* **INSTRUCTIONS TO FOLLOW**
Search the data for the word "this". Reproduce every line where it is found.
===== SUPPLIED RECORDS
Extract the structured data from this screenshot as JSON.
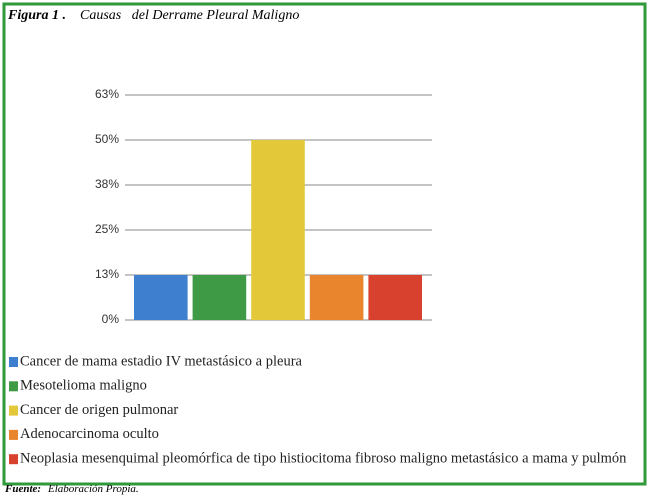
{
  "chart_data": {
    "type": "bar",
    "figure_label": "Figura 1 .",
    "title": "Causas   del Derrame Pleural Maligno",
    "categories": [
      null
    ],
    "series": [
      {
        "name": "Cancer de mama estadio IV metastásico a pleura",
        "color": "#3f7fd0",
        "values": [
          12.5
        ]
      },
      {
        "name": "Mesotelioma maligno",
        "color": "#3f9a45",
        "values": [
          12.5
        ]
      },
      {
        "name": "Cancer de origen pulmonar",
        "color": "#e3c93a",
        "values": [
          50
        ]
      },
      {
        "name": "Adenocarcinoma oculto",
        "color": "#e9852d",
        "values": [
          12.5
        ]
      },
      {
        "name": "Neoplasia mesenquimal pleomórfica de tipo histiocitoma fibroso maligno metastásico a mama y pulmón",
        "color": "#d9412f",
        "values": [
          12.5
        ]
      }
    ],
    "ylim": [
      0,
      62.5
    ],
    "yticks": [
      {
        "value": 0,
        "label": "0%"
      },
      {
        "value": 12.5,
        "label": "13%"
      },
      {
        "value": 25,
        "label": "25%"
      },
      {
        "value": 37.5,
        "label": "38%"
      },
      {
        "value": 50,
        "label": "50%"
      },
      {
        "value": 62.5,
        "label": "63%"
      }
    ],
    "grid": true,
    "legend": "bottom-left",
    "source_label": "Fuente:",
    "source": "Elaboración Propia."
  }
}
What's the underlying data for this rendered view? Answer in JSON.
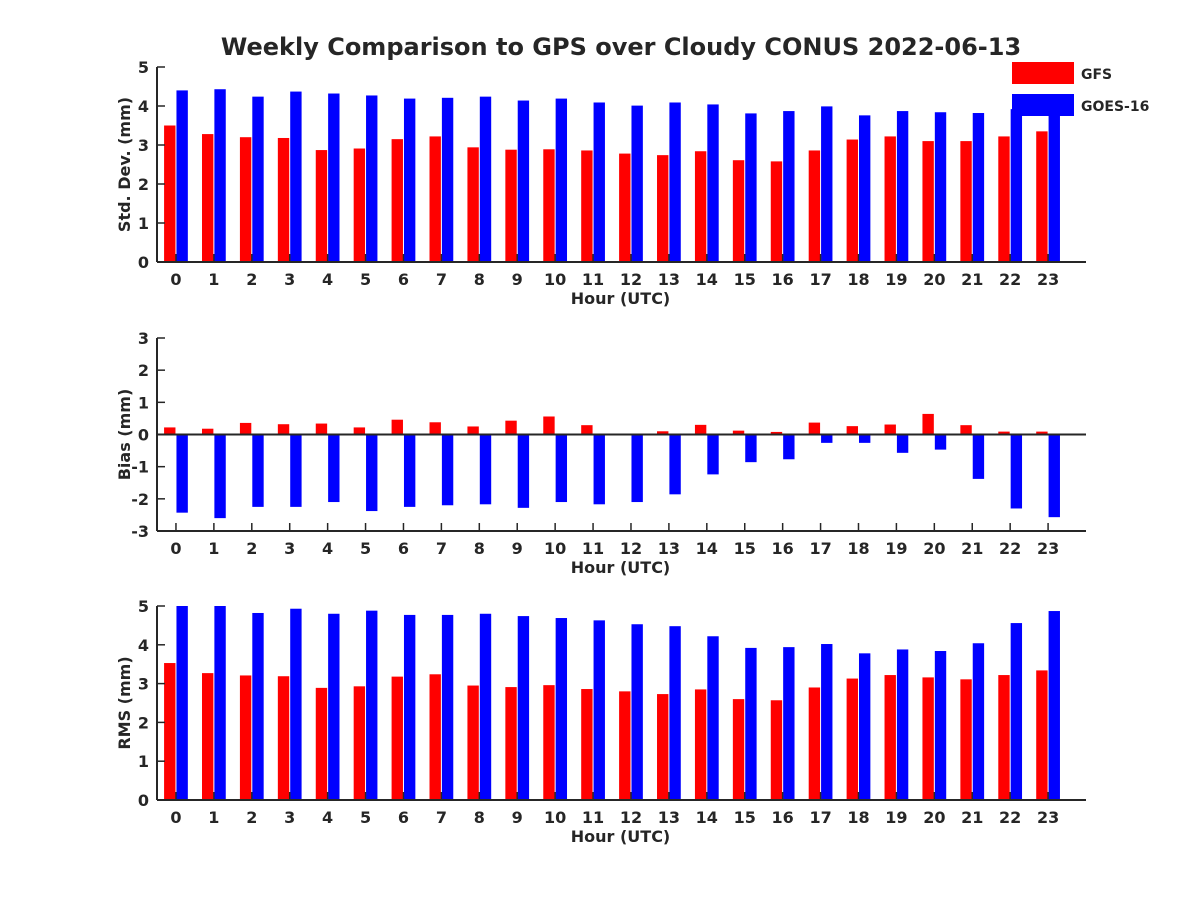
{
  "title": "Weekly Comparison to GPS over Cloudy CONUS 2022-06-13",
  "colors": {
    "gfs": "#ff0000",
    "goes": "#0000ff",
    "axis": "#262626",
    "background": "#ffffff"
  },
  "legend": {
    "placement": "top-right",
    "entries": [
      {
        "name": "GFS",
        "color": "#ff0000"
      },
      {
        "name": "GOES-16",
        "color": "#0000ff"
      }
    ]
  },
  "chart_data": [
    {
      "type": "bar",
      "ylabel": "Std. Dev. (mm)",
      "xlabel": "Hour (UTC)",
      "ylim": [
        0,
        5
      ],
      "yticks": [
        "0",
        "1",
        "2",
        "3",
        "4",
        "5"
      ],
      "categories": [
        "0",
        "1",
        "2",
        "3",
        "4",
        "5",
        "6",
        "7",
        "8",
        "9",
        "10",
        "11",
        "12",
        "13",
        "14",
        "15",
        "16",
        "17",
        "18",
        "19",
        "20",
        "21",
        "22",
        "23"
      ],
      "series": [
        {
          "name": "GFS",
          "values": [
            3.5,
            3.28,
            3.2,
            3.18,
            2.87,
            2.91,
            3.15,
            3.22,
            2.94,
            2.88,
            2.89,
            2.86,
            2.78,
            2.74,
            2.84,
            2.61,
            2.58,
            2.86,
            3.14,
            3.22,
            3.1,
            3.1,
            3.22,
            3.35
          ]
        },
        {
          "name": "GOES-16",
          "values": [
            4.4,
            4.43,
            4.24,
            4.37,
            4.32,
            4.27,
            4.19,
            4.21,
            4.24,
            4.14,
            4.19,
            4.09,
            4.01,
            4.09,
            4.04,
            3.81,
            3.87,
            3.99,
            3.76,
            3.87,
            3.84,
            3.82,
            3.92,
            3.89
          ]
        }
      ]
    },
    {
      "type": "bar",
      "ylabel": "Bias (mm)",
      "xlabel": "Hour (UTC)",
      "ylim": [
        -3,
        3
      ],
      "yticks": [
        "-3",
        "-2",
        "-1",
        "0",
        "1",
        "2",
        "3"
      ],
      "categories": [
        "0",
        "1",
        "2",
        "3",
        "4",
        "5",
        "6",
        "7",
        "8",
        "9",
        "10",
        "11",
        "12",
        "13",
        "14",
        "15",
        "16",
        "17",
        "18",
        "19",
        "20",
        "21",
        "22",
        "23"
      ],
      "series": [
        {
          "name": "GFS",
          "values": [
            0.22,
            0.18,
            0.36,
            0.32,
            0.34,
            0.22,
            0.46,
            0.38,
            0.25,
            0.43,
            0.56,
            0.29,
            0.0,
            0.1,
            0.3,
            0.12,
            0.08,
            0.37,
            0.26,
            0.31,
            0.64,
            0.29,
            0.09,
            0.09
          ]
        },
        {
          "name": "GOES-16",
          "values": [
            -2.43,
            -2.6,
            -2.25,
            -2.25,
            -2.1,
            -2.38,
            -2.25,
            -2.2,
            -2.17,
            -2.28,
            -2.1,
            -2.17,
            -2.1,
            -1.86,
            -1.24,
            -0.86,
            -0.77,
            -0.26,
            -0.26,
            -0.57,
            -0.47,
            -1.38,
            -2.3,
            -2.57
          ]
        }
      ]
    },
    {
      "type": "bar",
      "ylabel": "RMS (mm)",
      "xlabel": "Hour (UTC)",
      "ylim": [
        0,
        5
      ],
      "yticks": [
        "0",
        "1",
        "2",
        "3",
        "4",
        "5"
      ],
      "categories": [
        "0",
        "1",
        "2",
        "3",
        "4",
        "5",
        "6",
        "7",
        "8",
        "9",
        "10",
        "11",
        "12",
        "13",
        "14",
        "15",
        "16",
        "17",
        "18",
        "19",
        "20",
        "21",
        "22",
        "23"
      ],
      "series": [
        {
          "name": "GFS",
          "values": [
            3.53,
            3.27,
            3.21,
            3.19,
            2.89,
            2.93,
            3.18,
            3.24,
            2.95,
            2.91,
            2.96,
            2.86,
            2.8,
            2.73,
            2.85,
            2.6,
            2.57,
            2.9,
            3.13,
            3.22,
            3.16,
            3.11,
            3.22,
            3.34
          ]
        },
        {
          "name": "GOES-16",
          "values": [
            5.0,
            5.0,
            4.82,
            4.93,
            4.8,
            4.88,
            4.77,
            4.77,
            4.8,
            4.74,
            4.69,
            4.63,
            4.53,
            4.48,
            4.22,
            3.92,
            3.94,
            4.02,
            3.78,
            3.88,
            3.84,
            4.04,
            4.56,
            4.87
          ]
        }
      ]
    }
  ]
}
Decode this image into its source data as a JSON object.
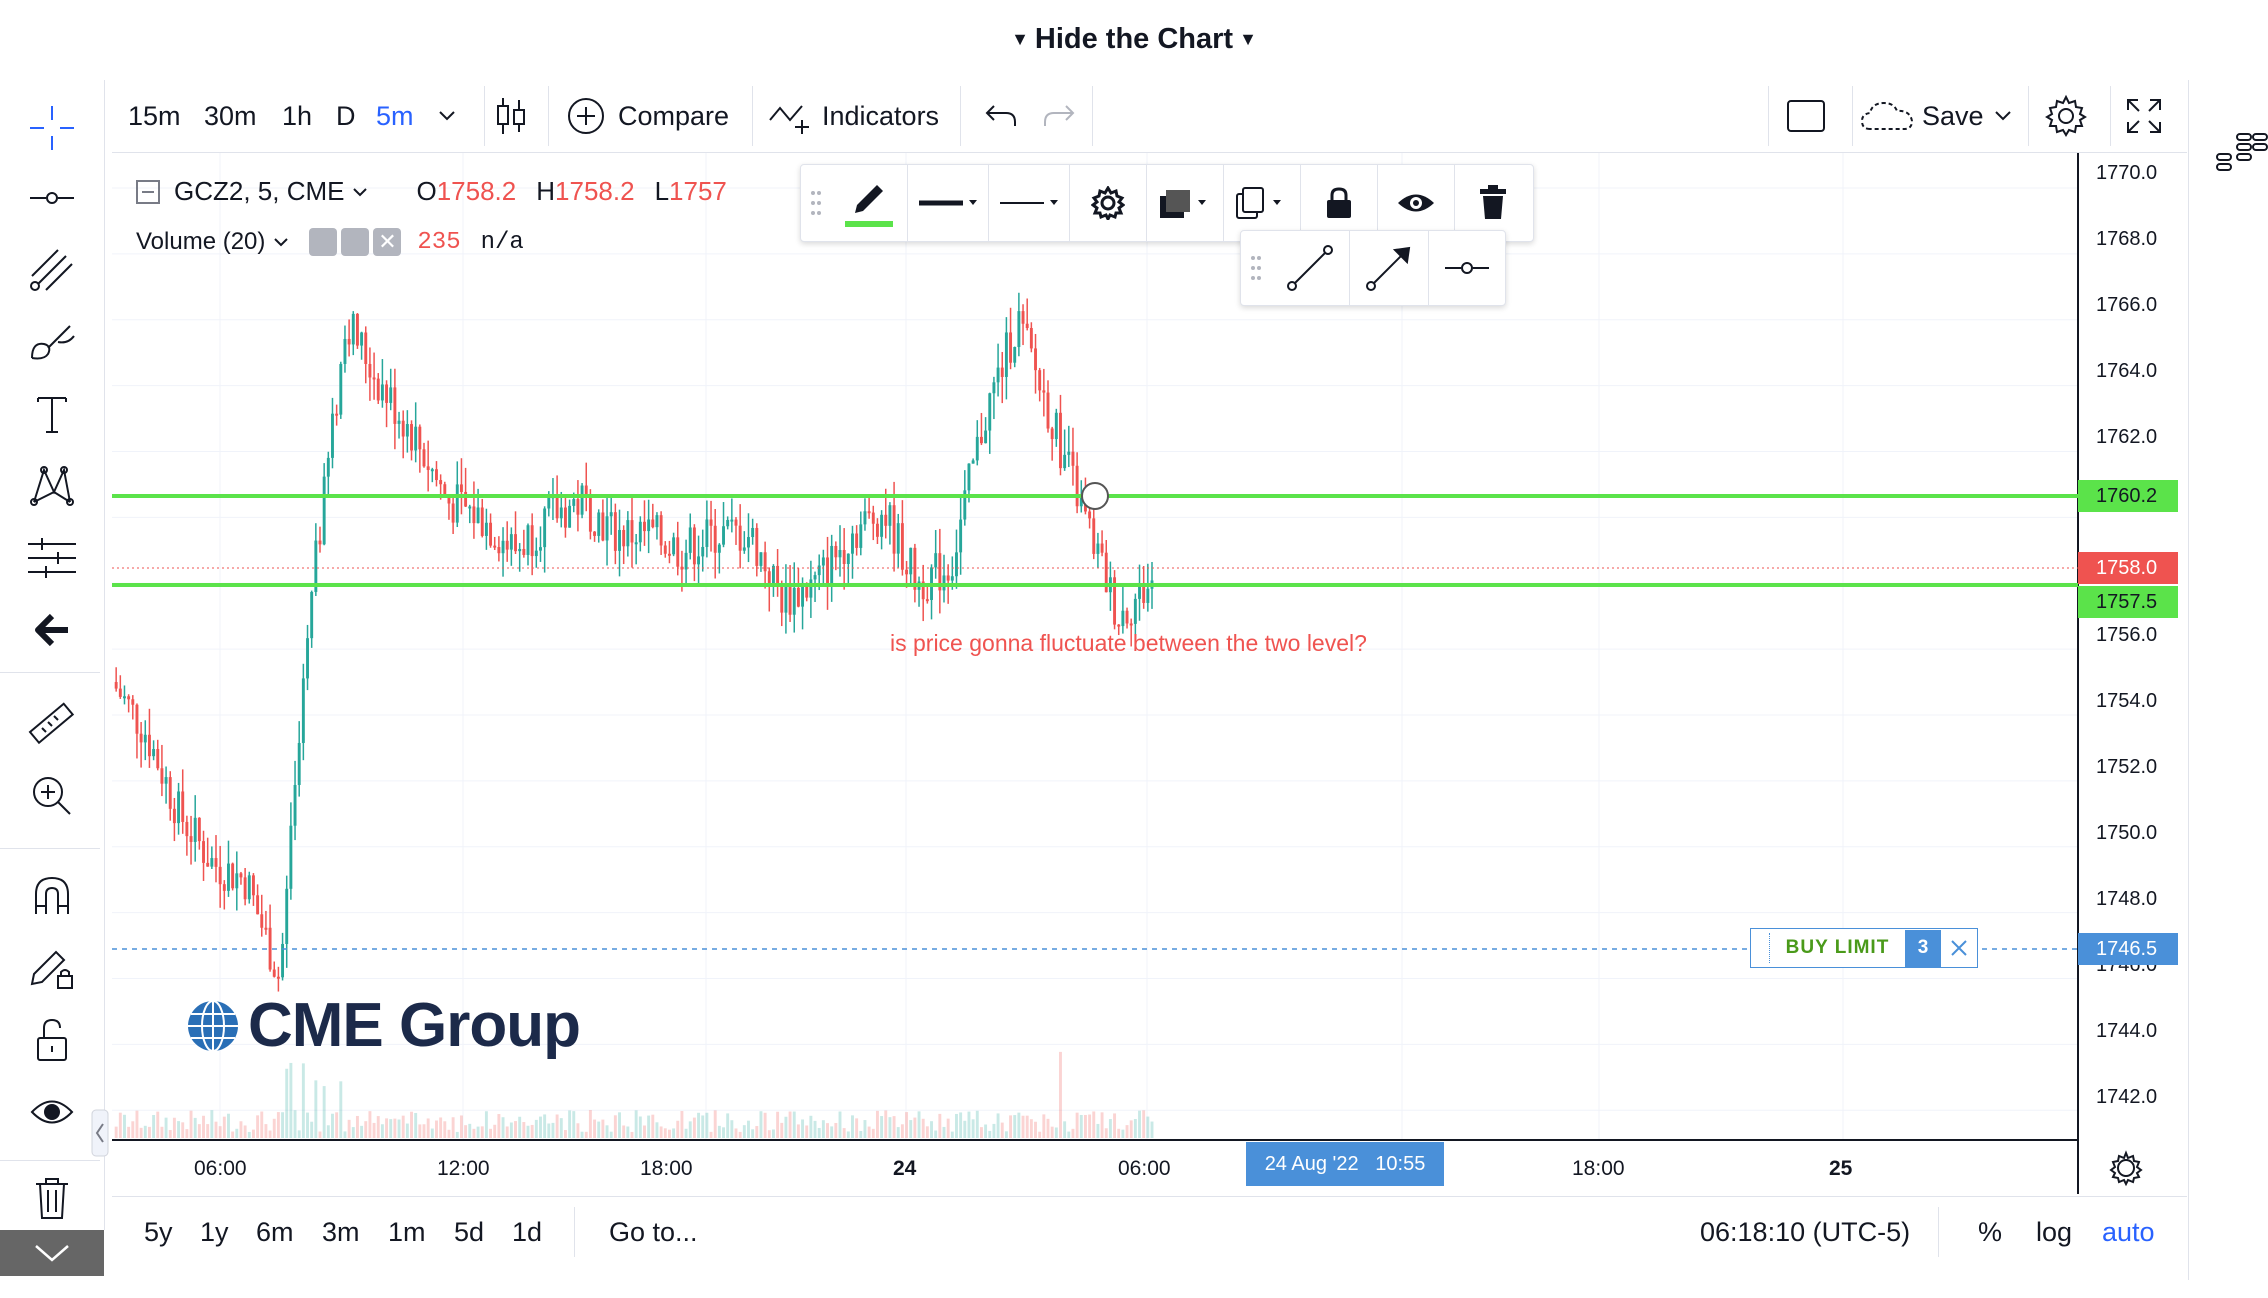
{
  "header": {
    "title": "Hide the Chart"
  },
  "toolbar": {
    "intervals": [
      "15m",
      "30m",
      "1h",
      "D",
      "5m"
    ],
    "active_interval": "5m",
    "compare_label": "Compare",
    "indicators_label": "Indicators",
    "save_label": "Save"
  },
  "legend": {
    "symbol": "GCZ2, 5, CME",
    "open_label": "O",
    "open_value": "1758.2",
    "high_label": "H",
    "high_value": "1758.2",
    "low_label": "L",
    "low_value": "1757",
    "volume_label": "Volume (20)",
    "volume_value": "235",
    "volume_ma": "n/a"
  },
  "price_axis": {
    "ticks": [
      "1770.0",
      "1768.0",
      "1766.0",
      "1764.0",
      "1762.0",
      "1756.0",
      "1754.0",
      "1752.0",
      "1750.0",
      "1748.0",
      "1746.0",
      "1744.0",
      "1742.0"
    ],
    "level_upper": "1760.2",
    "level_last": "1758.0",
    "level_lower": "1757.5",
    "level_order": "1746.5"
  },
  "time_axis": {
    "labels": [
      "06:00",
      "12:00",
      "18:00",
      "24",
      "06:00",
      "18:00",
      "25"
    ],
    "crosshair_label": "24 Aug '22   10:55"
  },
  "annotation": {
    "text": "is price gonna fluctuate between the two level?"
  },
  "order": {
    "type": "BUY LIMIT",
    "quantity": "3"
  },
  "watermark": {
    "text": "CME Group"
  },
  "bottom": {
    "ranges": [
      "5y",
      "1y",
      "6m",
      "3m",
      "1m",
      "5d",
      "1d"
    ],
    "goto_label": "Go to...",
    "clock": "06:18:10 (UTC-5)",
    "percent_label": "%",
    "log_label": "log",
    "auto_label": "auto"
  },
  "colors": {
    "accent": "#2962ff",
    "level_line": "#5be34a",
    "candle_up": "#26a69a",
    "candle_down": "#ef5350",
    "annotation": "#ef5350",
    "order_badge": "#4a90d9"
  },
  "chart_data": {
    "type": "candlestick",
    "symbol": "GCZ2",
    "interval": "5m",
    "ylim": [
      1741,
      1771
    ],
    "x": [
      "23 Aug 03:00",
      "23 Aug 04:00",
      "23 Aug 05:00",
      "23 Aug 06:00",
      "23 Aug 07:00",
      "23 Aug 08:00",
      "23 Aug 08:30",
      "23 Aug 09:00",
      "23 Aug 10:00",
      "23 Aug 11:00",
      "23 Aug 12:00",
      "23 Aug 13:00",
      "23 Aug 14:00",
      "23 Aug 15:00",
      "23 Aug 16:00",
      "23 Aug 17:00",
      "23 Aug 18:00",
      "23 Aug 19:00",
      "23 Aug 20:00",
      "23 Aug 21:00",
      "23 Aug 22:00",
      "23 Aug 23:00",
      "24 Aug 00:00",
      "24 Aug 01:00",
      "24 Aug 02:00",
      "24 Aug 03:00",
      "24 Aug 04:00",
      "24 Aug 04:30",
      "24 Aug 05:00",
      "24 Aug 05:30",
      "24 Aug 06:00",
      "24 Aug 06:15"
    ],
    "close": [
      1755.0,
      1753.5,
      1751.0,
      1749.5,
      1749.0,
      1746.0,
      1758.0,
      1766.0,
      1764.0,
      1762.5,
      1760.5,
      1760.0,
      1759.0,
      1760.0,
      1760.5,
      1759.5,
      1759.5,
      1759.0,
      1759.5,
      1759.5,
      1757.5,
      1758.0,
      1759.5,
      1760.2,
      1758.0,
      1758.5,
      1763.0,
      1766.0,
      1763.0,
      1760.0,
      1757.0,
      1758.0
    ]
  }
}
==========
* **TASK ANSWER**
Extract the structured data from this screenshot as JSON.
What's the underlying data for this rendered view? Answer in JSON.
Decode this image into its source data as a JSON object.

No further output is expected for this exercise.